===== RECORDS SUPPLIED
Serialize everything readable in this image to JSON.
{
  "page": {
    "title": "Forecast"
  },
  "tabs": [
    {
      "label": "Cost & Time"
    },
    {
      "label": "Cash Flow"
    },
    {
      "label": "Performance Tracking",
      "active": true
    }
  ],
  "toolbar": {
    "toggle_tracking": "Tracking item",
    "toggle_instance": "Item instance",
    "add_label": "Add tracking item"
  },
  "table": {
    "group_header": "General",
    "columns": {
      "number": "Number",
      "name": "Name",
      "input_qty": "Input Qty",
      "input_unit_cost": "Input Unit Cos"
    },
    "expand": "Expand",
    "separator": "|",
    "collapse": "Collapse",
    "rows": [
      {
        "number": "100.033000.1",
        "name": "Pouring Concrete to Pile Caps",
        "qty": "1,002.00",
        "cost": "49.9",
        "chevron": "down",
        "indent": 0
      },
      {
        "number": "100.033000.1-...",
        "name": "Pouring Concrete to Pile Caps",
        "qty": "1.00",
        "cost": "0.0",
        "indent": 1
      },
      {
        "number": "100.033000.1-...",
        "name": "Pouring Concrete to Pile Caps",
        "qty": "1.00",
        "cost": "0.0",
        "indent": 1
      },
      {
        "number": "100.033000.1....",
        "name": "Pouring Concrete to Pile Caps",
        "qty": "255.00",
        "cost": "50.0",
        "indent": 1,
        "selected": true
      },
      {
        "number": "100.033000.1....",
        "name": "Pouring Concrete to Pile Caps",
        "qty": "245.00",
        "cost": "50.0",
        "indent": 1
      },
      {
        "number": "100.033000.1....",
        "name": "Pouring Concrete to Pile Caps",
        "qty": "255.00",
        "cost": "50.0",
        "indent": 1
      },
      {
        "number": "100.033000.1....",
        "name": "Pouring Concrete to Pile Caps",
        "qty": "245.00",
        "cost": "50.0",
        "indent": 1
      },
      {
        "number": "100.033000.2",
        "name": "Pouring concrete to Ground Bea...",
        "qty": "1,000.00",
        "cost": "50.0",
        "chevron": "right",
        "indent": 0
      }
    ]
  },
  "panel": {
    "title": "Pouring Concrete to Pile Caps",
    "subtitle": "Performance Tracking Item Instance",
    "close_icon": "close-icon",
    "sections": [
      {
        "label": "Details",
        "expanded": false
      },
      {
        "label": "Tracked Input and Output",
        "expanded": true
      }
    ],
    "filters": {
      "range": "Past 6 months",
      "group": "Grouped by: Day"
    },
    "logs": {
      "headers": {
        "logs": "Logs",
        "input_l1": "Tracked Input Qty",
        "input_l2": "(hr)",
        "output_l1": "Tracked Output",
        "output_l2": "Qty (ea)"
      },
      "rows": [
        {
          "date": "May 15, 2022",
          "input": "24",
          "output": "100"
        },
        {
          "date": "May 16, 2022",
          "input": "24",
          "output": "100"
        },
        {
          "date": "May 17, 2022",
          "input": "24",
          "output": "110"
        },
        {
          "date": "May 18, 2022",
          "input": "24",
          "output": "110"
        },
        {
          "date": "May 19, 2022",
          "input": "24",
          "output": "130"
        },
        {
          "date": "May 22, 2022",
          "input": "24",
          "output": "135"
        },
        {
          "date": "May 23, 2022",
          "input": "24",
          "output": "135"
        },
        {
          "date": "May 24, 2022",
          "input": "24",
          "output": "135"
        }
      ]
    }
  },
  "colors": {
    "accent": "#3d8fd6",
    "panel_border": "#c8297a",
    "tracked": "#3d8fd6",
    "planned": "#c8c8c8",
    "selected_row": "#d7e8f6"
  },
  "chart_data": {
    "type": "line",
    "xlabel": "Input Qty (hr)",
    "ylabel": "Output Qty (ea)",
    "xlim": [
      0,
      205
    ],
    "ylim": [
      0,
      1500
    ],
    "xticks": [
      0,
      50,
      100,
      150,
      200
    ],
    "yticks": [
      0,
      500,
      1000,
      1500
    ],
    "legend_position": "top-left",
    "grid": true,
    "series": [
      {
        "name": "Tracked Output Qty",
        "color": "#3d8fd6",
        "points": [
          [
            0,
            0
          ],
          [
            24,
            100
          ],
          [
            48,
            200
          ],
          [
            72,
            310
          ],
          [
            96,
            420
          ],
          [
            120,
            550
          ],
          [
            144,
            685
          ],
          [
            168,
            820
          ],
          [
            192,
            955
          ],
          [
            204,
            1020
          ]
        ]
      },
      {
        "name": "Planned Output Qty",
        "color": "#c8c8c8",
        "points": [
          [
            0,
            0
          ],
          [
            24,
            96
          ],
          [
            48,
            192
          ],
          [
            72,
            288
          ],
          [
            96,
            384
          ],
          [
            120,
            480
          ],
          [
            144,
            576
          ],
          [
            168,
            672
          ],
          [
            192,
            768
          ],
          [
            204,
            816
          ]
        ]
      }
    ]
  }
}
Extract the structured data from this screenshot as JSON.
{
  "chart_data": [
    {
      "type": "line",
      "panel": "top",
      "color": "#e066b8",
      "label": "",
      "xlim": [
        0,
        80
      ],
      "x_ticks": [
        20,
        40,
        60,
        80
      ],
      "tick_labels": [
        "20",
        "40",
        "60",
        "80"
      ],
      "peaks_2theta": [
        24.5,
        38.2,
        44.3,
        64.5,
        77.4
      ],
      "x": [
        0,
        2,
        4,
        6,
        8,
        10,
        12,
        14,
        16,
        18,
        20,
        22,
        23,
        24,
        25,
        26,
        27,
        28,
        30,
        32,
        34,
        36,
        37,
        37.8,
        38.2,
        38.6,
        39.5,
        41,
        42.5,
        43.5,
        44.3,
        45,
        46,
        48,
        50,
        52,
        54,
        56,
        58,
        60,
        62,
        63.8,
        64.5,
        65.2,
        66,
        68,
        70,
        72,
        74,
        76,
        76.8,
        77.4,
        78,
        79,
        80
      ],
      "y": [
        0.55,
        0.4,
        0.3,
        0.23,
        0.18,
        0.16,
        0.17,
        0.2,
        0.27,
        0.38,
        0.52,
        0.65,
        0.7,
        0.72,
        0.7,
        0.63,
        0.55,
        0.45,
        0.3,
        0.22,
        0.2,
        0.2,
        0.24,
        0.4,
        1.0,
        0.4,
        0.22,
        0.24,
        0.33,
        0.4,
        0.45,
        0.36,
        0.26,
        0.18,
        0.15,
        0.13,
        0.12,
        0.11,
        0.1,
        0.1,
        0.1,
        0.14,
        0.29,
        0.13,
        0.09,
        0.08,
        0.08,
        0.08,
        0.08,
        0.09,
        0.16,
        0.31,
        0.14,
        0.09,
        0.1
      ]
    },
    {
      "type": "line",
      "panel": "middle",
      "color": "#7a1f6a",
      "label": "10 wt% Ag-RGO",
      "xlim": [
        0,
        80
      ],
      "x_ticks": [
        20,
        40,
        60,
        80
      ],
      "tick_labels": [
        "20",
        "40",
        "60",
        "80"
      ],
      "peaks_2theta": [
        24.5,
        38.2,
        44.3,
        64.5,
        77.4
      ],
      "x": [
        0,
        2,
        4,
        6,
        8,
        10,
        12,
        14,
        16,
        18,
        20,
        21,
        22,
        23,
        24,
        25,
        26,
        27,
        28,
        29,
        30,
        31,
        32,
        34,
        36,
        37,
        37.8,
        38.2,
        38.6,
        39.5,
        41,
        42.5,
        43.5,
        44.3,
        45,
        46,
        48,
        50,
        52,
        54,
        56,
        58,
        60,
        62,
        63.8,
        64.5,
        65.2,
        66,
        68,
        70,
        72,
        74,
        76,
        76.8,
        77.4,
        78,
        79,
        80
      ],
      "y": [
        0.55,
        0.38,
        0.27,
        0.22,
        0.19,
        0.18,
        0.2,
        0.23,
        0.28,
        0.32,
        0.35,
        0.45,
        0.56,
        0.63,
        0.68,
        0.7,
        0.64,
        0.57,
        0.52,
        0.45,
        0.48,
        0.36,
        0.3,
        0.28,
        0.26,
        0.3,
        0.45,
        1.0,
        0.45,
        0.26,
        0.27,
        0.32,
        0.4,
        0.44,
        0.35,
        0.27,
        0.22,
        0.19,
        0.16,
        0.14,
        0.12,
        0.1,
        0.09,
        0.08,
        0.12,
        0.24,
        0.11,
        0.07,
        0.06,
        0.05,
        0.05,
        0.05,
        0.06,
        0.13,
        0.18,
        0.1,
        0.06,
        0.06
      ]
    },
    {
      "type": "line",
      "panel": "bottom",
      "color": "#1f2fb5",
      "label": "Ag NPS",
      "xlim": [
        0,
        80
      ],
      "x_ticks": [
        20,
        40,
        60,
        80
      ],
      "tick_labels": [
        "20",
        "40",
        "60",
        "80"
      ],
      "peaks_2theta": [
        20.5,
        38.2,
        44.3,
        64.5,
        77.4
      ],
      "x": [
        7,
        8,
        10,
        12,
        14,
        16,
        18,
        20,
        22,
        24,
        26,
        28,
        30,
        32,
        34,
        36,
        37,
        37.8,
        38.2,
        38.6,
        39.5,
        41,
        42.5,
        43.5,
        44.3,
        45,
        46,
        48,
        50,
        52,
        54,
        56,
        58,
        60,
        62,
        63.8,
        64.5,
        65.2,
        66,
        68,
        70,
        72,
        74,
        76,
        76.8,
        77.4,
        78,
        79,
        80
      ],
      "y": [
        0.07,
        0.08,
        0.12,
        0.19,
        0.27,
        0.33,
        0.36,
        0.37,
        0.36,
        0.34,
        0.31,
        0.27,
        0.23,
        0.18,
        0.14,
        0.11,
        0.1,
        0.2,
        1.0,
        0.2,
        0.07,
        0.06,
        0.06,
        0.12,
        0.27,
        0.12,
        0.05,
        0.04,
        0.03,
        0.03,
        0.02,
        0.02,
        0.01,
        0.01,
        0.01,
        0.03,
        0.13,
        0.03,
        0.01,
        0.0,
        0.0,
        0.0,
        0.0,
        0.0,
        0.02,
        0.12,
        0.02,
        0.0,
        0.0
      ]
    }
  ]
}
==========
== WHAT TO PRODUCE ==
In the material above, find the lines that contain "true" and show them.

== PROBLEM SOLUTION ==
      "active": true
        "selected": true
        "expanded": true
    "grid": true,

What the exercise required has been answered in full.